---------- DATASET ROWS ----------

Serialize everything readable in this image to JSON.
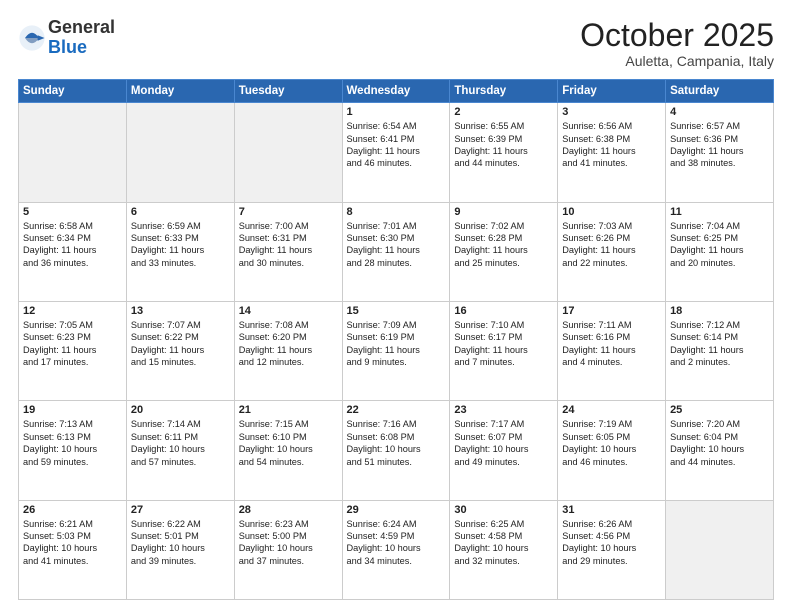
{
  "logo": {
    "general": "General",
    "blue": "Blue"
  },
  "header": {
    "month": "October 2025",
    "location": "Auletta, Campania, Italy"
  },
  "days_of_week": [
    "Sunday",
    "Monday",
    "Tuesday",
    "Wednesday",
    "Thursday",
    "Friday",
    "Saturday"
  ],
  "weeks": [
    [
      {
        "day": "",
        "empty": true
      },
      {
        "day": "",
        "empty": true
      },
      {
        "day": "",
        "empty": true
      },
      {
        "day": "1",
        "lines": [
          "Sunrise: 6:54 AM",
          "Sunset: 6:41 PM",
          "Daylight: 11 hours",
          "and 46 minutes."
        ]
      },
      {
        "day": "2",
        "lines": [
          "Sunrise: 6:55 AM",
          "Sunset: 6:39 PM",
          "Daylight: 11 hours",
          "and 44 minutes."
        ]
      },
      {
        "day": "3",
        "lines": [
          "Sunrise: 6:56 AM",
          "Sunset: 6:38 PM",
          "Daylight: 11 hours",
          "and 41 minutes."
        ]
      },
      {
        "day": "4",
        "lines": [
          "Sunrise: 6:57 AM",
          "Sunset: 6:36 PM",
          "Daylight: 11 hours",
          "and 38 minutes."
        ]
      }
    ],
    [
      {
        "day": "5",
        "lines": [
          "Sunrise: 6:58 AM",
          "Sunset: 6:34 PM",
          "Daylight: 11 hours",
          "and 36 minutes."
        ]
      },
      {
        "day": "6",
        "lines": [
          "Sunrise: 6:59 AM",
          "Sunset: 6:33 PM",
          "Daylight: 11 hours",
          "and 33 minutes."
        ]
      },
      {
        "day": "7",
        "lines": [
          "Sunrise: 7:00 AM",
          "Sunset: 6:31 PM",
          "Daylight: 11 hours",
          "and 30 minutes."
        ]
      },
      {
        "day": "8",
        "lines": [
          "Sunrise: 7:01 AM",
          "Sunset: 6:30 PM",
          "Daylight: 11 hours",
          "and 28 minutes."
        ]
      },
      {
        "day": "9",
        "lines": [
          "Sunrise: 7:02 AM",
          "Sunset: 6:28 PM",
          "Daylight: 11 hours",
          "and 25 minutes."
        ]
      },
      {
        "day": "10",
        "lines": [
          "Sunrise: 7:03 AM",
          "Sunset: 6:26 PM",
          "Daylight: 11 hours",
          "and 22 minutes."
        ]
      },
      {
        "day": "11",
        "lines": [
          "Sunrise: 7:04 AM",
          "Sunset: 6:25 PM",
          "Daylight: 11 hours",
          "and 20 minutes."
        ]
      }
    ],
    [
      {
        "day": "12",
        "lines": [
          "Sunrise: 7:05 AM",
          "Sunset: 6:23 PM",
          "Daylight: 11 hours",
          "and 17 minutes."
        ]
      },
      {
        "day": "13",
        "lines": [
          "Sunrise: 7:07 AM",
          "Sunset: 6:22 PM",
          "Daylight: 11 hours",
          "and 15 minutes."
        ]
      },
      {
        "day": "14",
        "lines": [
          "Sunrise: 7:08 AM",
          "Sunset: 6:20 PM",
          "Daylight: 11 hours",
          "and 12 minutes."
        ]
      },
      {
        "day": "15",
        "lines": [
          "Sunrise: 7:09 AM",
          "Sunset: 6:19 PM",
          "Daylight: 11 hours",
          "and 9 minutes."
        ]
      },
      {
        "day": "16",
        "lines": [
          "Sunrise: 7:10 AM",
          "Sunset: 6:17 PM",
          "Daylight: 11 hours",
          "and 7 minutes."
        ]
      },
      {
        "day": "17",
        "lines": [
          "Sunrise: 7:11 AM",
          "Sunset: 6:16 PM",
          "Daylight: 11 hours",
          "and 4 minutes."
        ]
      },
      {
        "day": "18",
        "lines": [
          "Sunrise: 7:12 AM",
          "Sunset: 6:14 PM",
          "Daylight: 11 hours",
          "and 2 minutes."
        ]
      }
    ],
    [
      {
        "day": "19",
        "lines": [
          "Sunrise: 7:13 AM",
          "Sunset: 6:13 PM",
          "Daylight: 10 hours",
          "and 59 minutes."
        ]
      },
      {
        "day": "20",
        "lines": [
          "Sunrise: 7:14 AM",
          "Sunset: 6:11 PM",
          "Daylight: 10 hours",
          "and 57 minutes."
        ]
      },
      {
        "day": "21",
        "lines": [
          "Sunrise: 7:15 AM",
          "Sunset: 6:10 PM",
          "Daylight: 10 hours",
          "and 54 minutes."
        ]
      },
      {
        "day": "22",
        "lines": [
          "Sunrise: 7:16 AM",
          "Sunset: 6:08 PM",
          "Daylight: 10 hours",
          "and 51 minutes."
        ]
      },
      {
        "day": "23",
        "lines": [
          "Sunrise: 7:17 AM",
          "Sunset: 6:07 PM",
          "Daylight: 10 hours",
          "and 49 minutes."
        ]
      },
      {
        "day": "24",
        "lines": [
          "Sunrise: 7:19 AM",
          "Sunset: 6:05 PM",
          "Daylight: 10 hours",
          "and 46 minutes."
        ]
      },
      {
        "day": "25",
        "lines": [
          "Sunrise: 7:20 AM",
          "Sunset: 6:04 PM",
          "Daylight: 10 hours",
          "and 44 minutes."
        ]
      }
    ],
    [
      {
        "day": "26",
        "lines": [
          "Sunrise: 6:21 AM",
          "Sunset: 5:03 PM",
          "Daylight: 10 hours",
          "and 41 minutes."
        ]
      },
      {
        "day": "27",
        "lines": [
          "Sunrise: 6:22 AM",
          "Sunset: 5:01 PM",
          "Daylight: 10 hours",
          "and 39 minutes."
        ]
      },
      {
        "day": "28",
        "lines": [
          "Sunrise: 6:23 AM",
          "Sunset: 5:00 PM",
          "Daylight: 10 hours",
          "and 37 minutes."
        ]
      },
      {
        "day": "29",
        "lines": [
          "Sunrise: 6:24 AM",
          "Sunset: 4:59 PM",
          "Daylight: 10 hours",
          "and 34 minutes."
        ]
      },
      {
        "day": "30",
        "lines": [
          "Sunrise: 6:25 AM",
          "Sunset: 4:58 PM",
          "Daylight: 10 hours",
          "and 32 minutes."
        ]
      },
      {
        "day": "31",
        "lines": [
          "Sunrise: 6:26 AM",
          "Sunset: 4:56 PM",
          "Daylight: 10 hours",
          "and 29 minutes."
        ]
      },
      {
        "day": "",
        "empty": true
      }
    ]
  ]
}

----------

» **WHAT IS ASKED**:
Reproduce all of the material above word for word. Omit the pictures.

» **WRITTEN ANSWER**:
Serialize everything readable in this image to JSON.
{
  "logo": {
    "general": "General",
    "blue": "Blue"
  },
  "header": {
    "month": "October 2025",
    "location": "Auletta, Campania, Italy"
  },
  "days_of_week": [
    "Sunday",
    "Monday",
    "Tuesday",
    "Wednesday",
    "Thursday",
    "Friday",
    "Saturday"
  ],
  "weeks": [
    [
      {
        "day": "",
        "empty": true
      },
      {
        "day": "",
        "empty": true
      },
      {
        "day": "",
        "empty": true
      },
      {
        "day": "1",
        "lines": [
          "Sunrise: 6:54 AM",
          "Sunset: 6:41 PM",
          "Daylight: 11 hours",
          "and 46 minutes."
        ]
      },
      {
        "day": "2",
        "lines": [
          "Sunrise: 6:55 AM",
          "Sunset: 6:39 PM",
          "Daylight: 11 hours",
          "and 44 minutes."
        ]
      },
      {
        "day": "3",
        "lines": [
          "Sunrise: 6:56 AM",
          "Sunset: 6:38 PM",
          "Daylight: 11 hours",
          "and 41 minutes."
        ]
      },
      {
        "day": "4",
        "lines": [
          "Sunrise: 6:57 AM",
          "Sunset: 6:36 PM",
          "Daylight: 11 hours",
          "and 38 minutes."
        ]
      }
    ],
    [
      {
        "day": "5",
        "lines": [
          "Sunrise: 6:58 AM",
          "Sunset: 6:34 PM",
          "Daylight: 11 hours",
          "and 36 minutes."
        ]
      },
      {
        "day": "6",
        "lines": [
          "Sunrise: 6:59 AM",
          "Sunset: 6:33 PM",
          "Daylight: 11 hours",
          "and 33 minutes."
        ]
      },
      {
        "day": "7",
        "lines": [
          "Sunrise: 7:00 AM",
          "Sunset: 6:31 PM",
          "Daylight: 11 hours",
          "and 30 minutes."
        ]
      },
      {
        "day": "8",
        "lines": [
          "Sunrise: 7:01 AM",
          "Sunset: 6:30 PM",
          "Daylight: 11 hours",
          "and 28 minutes."
        ]
      },
      {
        "day": "9",
        "lines": [
          "Sunrise: 7:02 AM",
          "Sunset: 6:28 PM",
          "Daylight: 11 hours",
          "and 25 minutes."
        ]
      },
      {
        "day": "10",
        "lines": [
          "Sunrise: 7:03 AM",
          "Sunset: 6:26 PM",
          "Daylight: 11 hours",
          "and 22 minutes."
        ]
      },
      {
        "day": "11",
        "lines": [
          "Sunrise: 7:04 AM",
          "Sunset: 6:25 PM",
          "Daylight: 11 hours",
          "and 20 minutes."
        ]
      }
    ],
    [
      {
        "day": "12",
        "lines": [
          "Sunrise: 7:05 AM",
          "Sunset: 6:23 PM",
          "Daylight: 11 hours",
          "and 17 minutes."
        ]
      },
      {
        "day": "13",
        "lines": [
          "Sunrise: 7:07 AM",
          "Sunset: 6:22 PM",
          "Daylight: 11 hours",
          "and 15 minutes."
        ]
      },
      {
        "day": "14",
        "lines": [
          "Sunrise: 7:08 AM",
          "Sunset: 6:20 PM",
          "Daylight: 11 hours",
          "and 12 minutes."
        ]
      },
      {
        "day": "15",
        "lines": [
          "Sunrise: 7:09 AM",
          "Sunset: 6:19 PM",
          "Daylight: 11 hours",
          "and 9 minutes."
        ]
      },
      {
        "day": "16",
        "lines": [
          "Sunrise: 7:10 AM",
          "Sunset: 6:17 PM",
          "Daylight: 11 hours",
          "and 7 minutes."
        ]
      },
      {
        "day": "17",
        "lines": [
          "Sunrise: 7:11 AM",
          "Sunset: 6:16 PM",
          "Daylight: 11 hours",
          "and 4 minutes."
        ]
      },
      {
        "day": "18",
        "lines": [
          "Sunrise: 7:12 AM",
          "Sunset: 6:14 PM",
          "Daylight: 11 hours",
          "and 2 minutes."
        ]
      }
    ],
    [
      {
        "day": "19",
        "lines": [
          "Sunrise: 7:13 AM",
          "Sunset: 6:13 PM",
          "Daylight: 10 hours",
          "and 59 minutes."
        ]
      },
      {
        "day": "20",
        "lines": [
          "Sunrise: 7:14 AM",
          "Sunset: 6:11 PM",
          "Daylight: 10 hours",
          "and 57 minutes."
        ]
      },
      {
        "day": "21",
        "lines": [
          "Sunrise: 7:15 AM",
          "Sunset: 6:10 PM",
          "Daylight: 10 hours",
          "and 54 minutes."
        ]
      },
      {
        "day": "22",
        "lines": [
          "Sunrise: 7:16 AM",
          "Sunset: 6:08 PM",
          "Daylight: 10 hours",
          "and 51 minutes."
        ]
      },
      {
        "day": "23",
        "lines": [
          "Sunrise: 7:17 AM",
          "Sunset: 6:07 PM",
          "Daylight: 10 hours",
          "and 49 minutes."
        ]
      },
      {
        "day": "24",
        "lines": [
          "Sunrise: 7:19 AM",
          "Sunset: 6:05 PM",
          "Daylight: 10 hours",
          "and 46 minutes."
        ]
      },
      {
        "day": "25",
        "lines": [
          "Sunrise: 7:20 AM",
          "Sunset: 6:04 PM",
          "Daylight: 10 hours",
          "and 44 minutes."
        ]
      }
    ],
    [
      {
        "day": "26",
        "lines": [
          "Sunrise: 6:21 AM",
          "Sunset: 5:03 PM",
          "Daylight: 10 hours",
          "and 41 minutes."
        ]
      },
      {
        "day": "27",
        "lines": [
          "Sunrise: 6:22 AM",
          "Sunset: 5:01 PM",
          "Daylight: 10 hours",
          "and 39 minutes."
        ]
      },
      {
        "day": "28",
        "lines": [
          "Sunrise: 6:23 AM",
          "Sunset: 5:00 PM",
          "Daylight: 10 hours",
          "and 37 minutes."
        ]
      },
      {
        "day": "29",
        "lines": [
          "Sunrise: 6:24 AM",
          "Sunset: 4:59 PM",
          "Daylight: 10 hours",
          "and 34 minutes."
        ]
      },
      {
        "day": "30",
        "lines": [
          "Sunrise: 6:25 AM",
          "Sunset: 4:58 PM",
          "Daylight: 10 hours",
          "and 32 minutes."
        ]
      },
      {
        "day": "31",
        "lines": [
          "Sunrise: 6:26 AM",
          "Sunset: 4:56 PM",
          "Daylight: 10 hours",
          "and 29 minutes."
        ]
      },
      {
        "day": "",
        "empty": true
      }
    ]
  ]
}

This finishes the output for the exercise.